→ **Excerpt from a dataset**
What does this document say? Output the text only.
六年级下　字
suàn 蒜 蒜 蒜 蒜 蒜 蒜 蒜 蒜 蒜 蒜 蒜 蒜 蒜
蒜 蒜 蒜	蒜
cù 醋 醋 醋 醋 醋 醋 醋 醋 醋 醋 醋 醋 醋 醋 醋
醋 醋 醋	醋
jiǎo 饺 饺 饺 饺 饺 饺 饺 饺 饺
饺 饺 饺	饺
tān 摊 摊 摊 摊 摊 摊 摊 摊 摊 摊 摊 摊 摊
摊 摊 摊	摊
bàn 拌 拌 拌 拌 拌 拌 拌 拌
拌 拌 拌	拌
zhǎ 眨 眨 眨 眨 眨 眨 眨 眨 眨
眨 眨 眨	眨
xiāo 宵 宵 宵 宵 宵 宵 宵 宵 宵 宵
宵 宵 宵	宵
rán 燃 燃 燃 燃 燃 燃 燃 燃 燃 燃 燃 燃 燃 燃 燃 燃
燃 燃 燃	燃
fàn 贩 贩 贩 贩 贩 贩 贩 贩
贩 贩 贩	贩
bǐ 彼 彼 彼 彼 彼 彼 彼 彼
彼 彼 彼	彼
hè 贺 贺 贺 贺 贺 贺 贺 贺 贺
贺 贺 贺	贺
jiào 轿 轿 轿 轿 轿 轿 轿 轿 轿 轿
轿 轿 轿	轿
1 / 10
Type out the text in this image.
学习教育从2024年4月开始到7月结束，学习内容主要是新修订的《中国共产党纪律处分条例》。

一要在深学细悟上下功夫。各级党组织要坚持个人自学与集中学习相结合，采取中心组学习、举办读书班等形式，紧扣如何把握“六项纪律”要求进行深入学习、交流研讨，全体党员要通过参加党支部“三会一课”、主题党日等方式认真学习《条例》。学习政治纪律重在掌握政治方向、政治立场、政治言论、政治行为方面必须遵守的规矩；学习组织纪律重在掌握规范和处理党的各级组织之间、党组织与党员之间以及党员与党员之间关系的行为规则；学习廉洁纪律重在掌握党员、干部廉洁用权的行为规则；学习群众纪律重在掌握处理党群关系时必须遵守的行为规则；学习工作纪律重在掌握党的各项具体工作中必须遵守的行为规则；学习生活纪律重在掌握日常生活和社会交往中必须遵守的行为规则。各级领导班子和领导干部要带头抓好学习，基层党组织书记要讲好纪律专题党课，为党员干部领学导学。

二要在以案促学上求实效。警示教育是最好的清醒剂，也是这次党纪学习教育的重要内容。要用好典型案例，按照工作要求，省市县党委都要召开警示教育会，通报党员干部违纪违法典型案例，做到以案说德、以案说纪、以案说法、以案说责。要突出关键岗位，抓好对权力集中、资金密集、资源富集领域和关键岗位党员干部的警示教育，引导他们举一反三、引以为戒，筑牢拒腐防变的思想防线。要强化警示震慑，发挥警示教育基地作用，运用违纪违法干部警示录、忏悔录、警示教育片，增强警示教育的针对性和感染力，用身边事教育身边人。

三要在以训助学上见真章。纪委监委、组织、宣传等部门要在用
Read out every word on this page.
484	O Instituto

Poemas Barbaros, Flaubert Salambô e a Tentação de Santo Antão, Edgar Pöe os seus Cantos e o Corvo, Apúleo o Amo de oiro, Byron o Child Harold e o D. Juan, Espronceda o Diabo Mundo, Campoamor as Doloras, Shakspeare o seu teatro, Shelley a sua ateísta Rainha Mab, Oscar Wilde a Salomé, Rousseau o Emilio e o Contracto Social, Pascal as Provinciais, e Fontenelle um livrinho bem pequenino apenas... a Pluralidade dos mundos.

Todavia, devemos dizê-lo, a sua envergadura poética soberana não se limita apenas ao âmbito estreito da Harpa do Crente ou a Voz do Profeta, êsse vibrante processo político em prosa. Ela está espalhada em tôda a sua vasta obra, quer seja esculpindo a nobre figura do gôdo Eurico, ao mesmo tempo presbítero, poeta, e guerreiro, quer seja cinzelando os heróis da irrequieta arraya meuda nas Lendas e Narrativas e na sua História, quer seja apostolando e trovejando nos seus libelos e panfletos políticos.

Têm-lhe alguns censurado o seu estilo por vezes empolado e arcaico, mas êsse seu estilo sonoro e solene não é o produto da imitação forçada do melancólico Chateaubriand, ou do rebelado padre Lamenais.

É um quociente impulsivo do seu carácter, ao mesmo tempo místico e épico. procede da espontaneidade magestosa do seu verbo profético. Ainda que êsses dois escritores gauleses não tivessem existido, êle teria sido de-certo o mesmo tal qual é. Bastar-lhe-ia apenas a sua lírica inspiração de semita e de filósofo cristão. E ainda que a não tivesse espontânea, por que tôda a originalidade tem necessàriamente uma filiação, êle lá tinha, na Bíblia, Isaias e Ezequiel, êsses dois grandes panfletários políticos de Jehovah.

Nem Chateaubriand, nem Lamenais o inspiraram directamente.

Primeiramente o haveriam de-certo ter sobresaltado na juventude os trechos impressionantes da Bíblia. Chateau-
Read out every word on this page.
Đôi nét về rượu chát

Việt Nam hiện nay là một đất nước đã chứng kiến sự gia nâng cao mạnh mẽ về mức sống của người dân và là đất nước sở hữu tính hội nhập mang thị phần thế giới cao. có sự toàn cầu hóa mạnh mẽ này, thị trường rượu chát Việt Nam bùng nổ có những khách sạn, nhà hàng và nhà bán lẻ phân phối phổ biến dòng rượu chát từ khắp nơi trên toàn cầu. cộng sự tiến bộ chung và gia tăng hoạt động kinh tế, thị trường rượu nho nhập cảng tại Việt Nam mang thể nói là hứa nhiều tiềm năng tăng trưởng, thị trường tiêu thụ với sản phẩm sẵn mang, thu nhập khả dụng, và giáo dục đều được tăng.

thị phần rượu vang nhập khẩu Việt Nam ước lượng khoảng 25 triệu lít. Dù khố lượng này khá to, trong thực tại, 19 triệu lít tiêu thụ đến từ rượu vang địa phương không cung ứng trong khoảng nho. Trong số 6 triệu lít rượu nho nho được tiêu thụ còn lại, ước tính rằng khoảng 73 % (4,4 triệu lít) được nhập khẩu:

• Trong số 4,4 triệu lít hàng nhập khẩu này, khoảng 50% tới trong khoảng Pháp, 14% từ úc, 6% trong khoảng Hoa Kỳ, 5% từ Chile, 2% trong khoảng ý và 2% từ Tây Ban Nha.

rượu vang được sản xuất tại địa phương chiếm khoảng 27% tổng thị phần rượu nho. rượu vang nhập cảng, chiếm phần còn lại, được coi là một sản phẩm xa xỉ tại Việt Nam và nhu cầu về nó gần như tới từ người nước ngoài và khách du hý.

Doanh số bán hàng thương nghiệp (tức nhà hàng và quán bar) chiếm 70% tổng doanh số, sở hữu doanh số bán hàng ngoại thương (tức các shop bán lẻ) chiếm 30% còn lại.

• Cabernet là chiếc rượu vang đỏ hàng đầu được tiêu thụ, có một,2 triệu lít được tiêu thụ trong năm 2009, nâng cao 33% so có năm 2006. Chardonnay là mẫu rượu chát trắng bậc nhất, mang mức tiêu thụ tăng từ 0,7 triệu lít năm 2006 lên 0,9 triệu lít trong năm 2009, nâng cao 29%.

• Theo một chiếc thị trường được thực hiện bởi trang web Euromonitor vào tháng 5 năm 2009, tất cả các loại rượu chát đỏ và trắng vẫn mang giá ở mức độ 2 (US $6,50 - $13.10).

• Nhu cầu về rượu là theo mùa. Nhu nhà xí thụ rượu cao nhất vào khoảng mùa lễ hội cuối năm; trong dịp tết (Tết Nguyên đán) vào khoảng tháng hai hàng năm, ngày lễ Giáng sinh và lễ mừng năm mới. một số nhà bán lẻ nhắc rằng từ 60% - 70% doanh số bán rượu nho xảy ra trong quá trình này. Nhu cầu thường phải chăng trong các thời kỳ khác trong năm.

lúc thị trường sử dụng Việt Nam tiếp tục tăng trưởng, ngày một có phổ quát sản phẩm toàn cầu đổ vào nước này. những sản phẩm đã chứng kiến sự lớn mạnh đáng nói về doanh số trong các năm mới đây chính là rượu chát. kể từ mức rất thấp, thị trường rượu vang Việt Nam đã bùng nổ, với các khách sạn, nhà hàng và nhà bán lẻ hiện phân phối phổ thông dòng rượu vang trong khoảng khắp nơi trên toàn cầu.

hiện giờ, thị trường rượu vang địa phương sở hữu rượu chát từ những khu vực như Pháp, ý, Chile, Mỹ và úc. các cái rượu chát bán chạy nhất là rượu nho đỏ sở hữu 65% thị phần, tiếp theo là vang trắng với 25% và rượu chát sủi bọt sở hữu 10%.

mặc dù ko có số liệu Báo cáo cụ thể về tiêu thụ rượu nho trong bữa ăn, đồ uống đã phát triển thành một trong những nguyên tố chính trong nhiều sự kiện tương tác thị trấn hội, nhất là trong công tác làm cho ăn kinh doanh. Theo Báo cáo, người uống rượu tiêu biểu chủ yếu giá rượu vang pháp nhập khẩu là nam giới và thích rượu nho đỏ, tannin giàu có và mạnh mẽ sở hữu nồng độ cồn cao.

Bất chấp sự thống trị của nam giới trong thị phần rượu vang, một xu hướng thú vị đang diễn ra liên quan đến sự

→ **Stated goal**
Return every line holding the word "certo" from the records.

→ **Written response**
É um quociente impulsivo do seu carácter, ao mesmo tempo místico e épico. procede da espontaneidade magestosa do seu verbo profético. Ainda que êsses dois escritores gauleses não tivessem existido, êle teria sido de-certo o mesmo tal qual é. Bastar-lhe-ia apenas a sua lírica inspiração de semita e de filósofo cristão. E ainda que a não tivesse espontânea, por que tôda a originalidade tem necessàriamente uma filiação, êle lá tinha, na Bíblia, Isaias e Ezequiel, êsses dois grandes panfletários políticos de Jehovah.
Primeiramente o haveriam de-certo ter sobresaltado na juventude os trechos impressionantes da Bíblia. Chateau-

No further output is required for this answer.